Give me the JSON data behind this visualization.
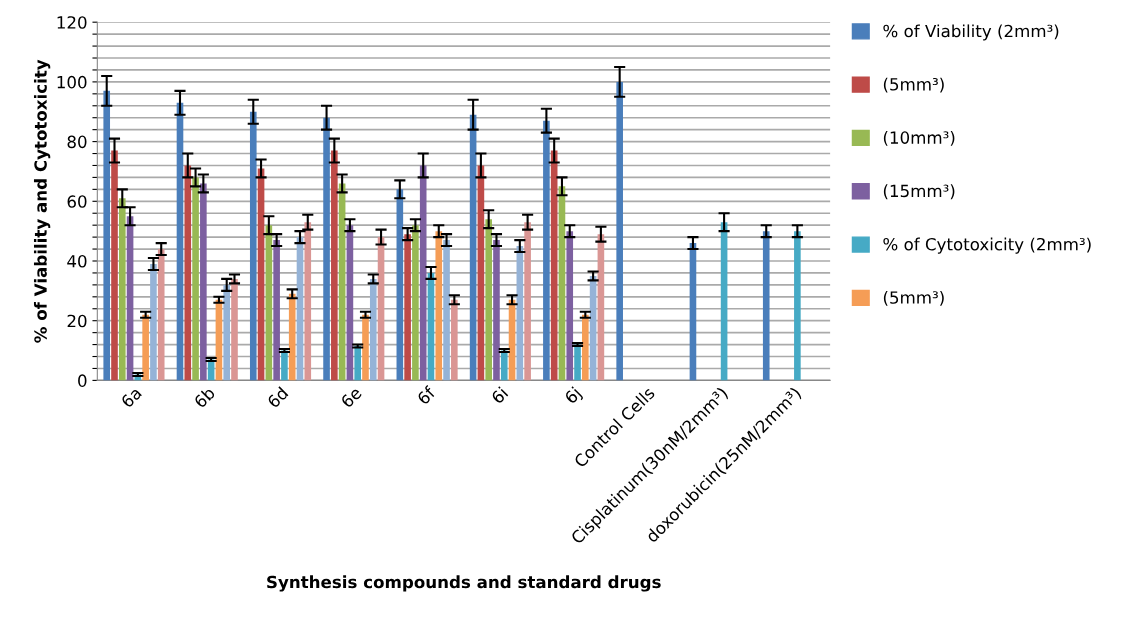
{
  "chart_data": {
    "type": "bar",
    "xlabel": "Synthesis compounds and standard drugs",
    "ylabel": "% of Viability and Cytotoxicity",
    "categories": [
      "6a",
      "6b",
      "6d",
      "6e",
      "6f",
      "6i",
      "6j",
      "Control Cells",
      "Cisplatinum(30nM/2mm³)",
      "doxorubicin(25nM/2mm³)"
    ],
    "series": [
      {
        "name": "% of Viability (2mm³)",
        "color": "#4a7ebb",
        "values": [
          97,
          93,
          90,
          88,
          64,
          89,
          87,
          100,
          46,
          50
        ],
        "errors": [
          5,
          4,
          4,
          4,
          3,
          5,
          4,
          5,
          2,
          2
        ]
      },
      {
        "name": "(5mm³)",
        "color": "#be4b48",
        "values": [
          77,
          72,
          71,
          77,
          49,
          72,
          77,
          null,
          null,
          null
        ],
        "errors": [
          4,
          4,
          3,
          4,
          2,
          4,
          4,
          null,
          null,
          null
        ]
      },
      {
        "name": "(10mm³)",
        "color": "#98b954",
        "values": [
          61,
          68,
          52,
          66,
          52,
          54,
          65,
          null,
          null,
          null
        ],
        "errors": [
          3,
          3,
          3,
          3,
          2,
          3,
          3,
          null,
          null,
          null
        ]
      },
      {
        "name": "(15mm³)",
        "color": "#7d60a0",
        "values": [
          55,
          66,
          47,
          52,
          72,
          47,
          50,
          null,
          null,
          null
        ],
        "errors": [
          3,
          3,
          2,
          2,
          4,
          2,
          2,
          null,
          null,
          null
        ]
      },
      {
        "name": "% of Cytotoxicity (2mm³)",
        "color": "#46aac5",
        "values": [
          2,
          7,
          10,
          11.5,
          36,
          10,
          12,
          null,
          53,
          50
        ],
        "errors": [
          0.5,
          0.5,
          0.5,
          0.5,
          2,
          0.5,
          0.5,
          null,
          3,
          2
        ]
      },
      {
        "name": "(5mm³)",
        "color": "#f59d56",
        "values": [
          22,
          27,
          29,
          22,
          50,
          27,
          22,
          null,
          null,
          null
        ],
        "errors": [
          1,
          1,
          1.5,
          1,
          2,
          1.5,
          1,
          null,
          null,
          null
        ]
      },
      {
        "color": "#95b3d7",
        "values": [
          39,
          32,
          48,
          34,
          47,
          45,
          35,
          null,
          null,
          null
        ],
        "errors": [
          2,
          2,
          2,
          1.5,
          2,
          2,
          1.5,
          null,
          null,
          null
        ]
      },
      {
        "color": "#da9694",
        "values": [
          44,
          34,
          53,
          48,
          27,
          53,
          49,
          null,
          null,
          null
        ],
        "errors": [
          2,
          1.5,
          2.5,
          2.5,
          1.5,
          2.5,
          2.5,
          null,
          null,
          null
        ]
      }
    ],
    "ylim": [
      0,
      120
    ],
    "yticks": [
      0,
      {
        "value": 4,
        "label": null
      },
      {
        "value": 8,
        "label": null
      },
      {
        "value": 12,
        "label": null
      },
      {
        "value": 16,
        "label": null
      },
      20,
      {
        "value": 24,
        "label": null
      },
      {
        "value": 28,
        "label": null
      },
      {
        "value": 32,
        "label": null
      },
      {
        "value": 36,
        "label": null
      },
      40,
      {
        "value": 44,
        "label": null
      },
      {
        "value": 48,
        "label": null
      },
      {
        "value": 52,
        "label": null
      },
      {
        "value": 56,
        "label": null
      },
      60,
      {
        "value": 64,
        "label": null
      },
      {
        "value": 68,
        "label": null
      },
      {
        "value": 72,
        "label": null
      },
      {
        "value": 76,
        "label": null
      },
      80,
      {
        "value": 84,
        "label": null
      },
      {
        "value": 88,
        "label": null
      },
      {
        "value": 92,
        "label": null
      },
      {
        "value": 96,
        "label": null
      },
      100,
      {
        "value": 104,
        "label": null
      },
      {
        "value": 108,
        "label": null
      },
      {
        "value": 112,
        "label": null
      },
      {
        "value": 116,
        "label": null
      },
      120
    ],
    "grid": "y",
    "legend": "right"
  }
}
+ + + +
Work item: From the first line to the last, retype the data exactly, without images.

Answer:
Give me the JSON data behind this visualization.
{
  "chart_data": {
    "type": "bar",
    "xlabel": "Synthesis compounds and standard drugs",
    "ylabel": "% of Viability and Cytotoxicity",
    "categories": [
      "6a",
      "6b",
      "6d",
      "6e",
      "6f",
      "6i",
      "6j",
      "Control Cells",
      "Cisplatinum(30nM/2mm³)",
      "doxorubicin(25nM/2mm³)"
    ],
    "series": [
      {
        "name": "% of Viability (2mm³)",
        "color": "#4a7ebb",
        "values": [
          97,
          93,
          90,
          88,
          64,
          89,
          87,
          100,
          46,
          50
        ],
        "errors": [
          5,
          4,
          4,
          4,
          3,
          5,
          4,
          5,
          2,
          2
        ]
      },
      {
        "name": "(5mm³)",
        "color": "#be4b48",
        "values": [
          77,
          72,
          71,
          77,
          49,
          72,
          77,
          null,
          null,
          null
        ],
        "errors": [
          4,
          4,
          3,
          4,
          2,
          4,
          4,
          null,
          null,
          null
        ]
      },
      {
        "name": "(10mm³)",
        "color": "#98b954",
        "values": [
          61,
          68,
          52,
          66,
          52,
          54,
          65,
          null,
          null,
          null
        ],
        "errors": [
          3,
          3,
          3,
          3,
          2,
          3,
          3,
          null,
          null,
          null
        ]
      },
      {
        "name": "(15mm³)",
        "color": "#7d60a0",
        "values": [
          55,
          66,
          47,
          52,
          72,
          47,
          50,
          null,
          null,
          null
        ],
        "errors": [
          3,
          3,
          2,
          2,
          4,
          2,
          2,
          null,
          null,
          null
        ]
      },
      {
        "name": "% of Cytotoxicity (2mm³)",
        "color": "#46aac5",
        "values": [
          2,
          7,
          10,
          11.5,
          36,
          10,
          12,
          null,
          53,
          50
        ],
        "errors": [
          0.5,
          0.5,
          0.5,
          0.5,
          2,
          0.5,
          0.5,
          null,
          3,
          2
        ]
      },
      {
        "name": "(5mm³)",
        "color": "#f59d56",
        "values": [
          22,
          27,
          29,
          22,
          50,
          27,
          22,
          null,
          null,
          null
        ],
        "errors": [
          1,
          1,
          1.5,
          1,
          2,
          1.5,
          1,
          null,
          null,
          null
        ]
      },
      {
        "color": "#95b3d7",
        "values": [
          39,
          32,
          48,
          34,
          47,
          45,
          35,
          null,
          null,
          null
        ],
        "errors": [
          2,
          2,
          2,
          1.5,
          2,
          2,
          1.5,
          null,
          null,
          null
        ]
      },
      {
        "color": "#da9694",
        "values": [
          44,
          34,
          53,
          48,
          27,
          53,
          49,
          null,
          null,
          null
        ],
        "errors": [
          2,
          1.5,
          2.5,
          2.5,
          1.5,
          2.5,
          2.5,
          null,
          null,
          null
        ]
      }
    ],
    "ylim": [
      0,
      120
    ],
    "yticks": [
      0,
      {
        "value": 4,
        "label": null
      },
      {
        "value": 8,
        "label": null
      },
      {
        "value": 12,
        "label": null
      },
      {
        "value": 16,
        "label": null
      },
      20,
      {
        "value": 24,
        "label": null
      },
      {
        "value": 28,
        "label": null
      },
      {
        "value": 32,
        "label": null
      },
      {
        "value": 36,
        "label": null
      },
      40,
      {
        "value": 44,
        "label": null
      },
      {
        "value": 48,
        "label": null
      },
      {
        "value": 52,
        "label": null
      },
      {
        "value": 56,
        "label": null
      },
      60,
      {
        "value": 64,
        "label": null
      },
      {
        "value": 68,
        "label": null
      },
      {
        "value": 72,
        "label": null
      },
      {
        "value": 76,
        "label": null
      },
      80,
      {
        "value": 84,
        "label": null
      },
      {
        "value": 88,
        "label": null
      },
      {
        "value": 92,
        "label": null
      },
      {
        "value": 96,
        "label": null
      },
      100,
      {
        "value": 104,
        "label": null
      },
      {
        "value": 108,
        "label": null
      },
      {
        "value": 112,
        "label": null
      },
      {
        "value": 116,
        "label": null
      },
      120
    ],
    "grid": "y",
    "legend": "right"
  }
}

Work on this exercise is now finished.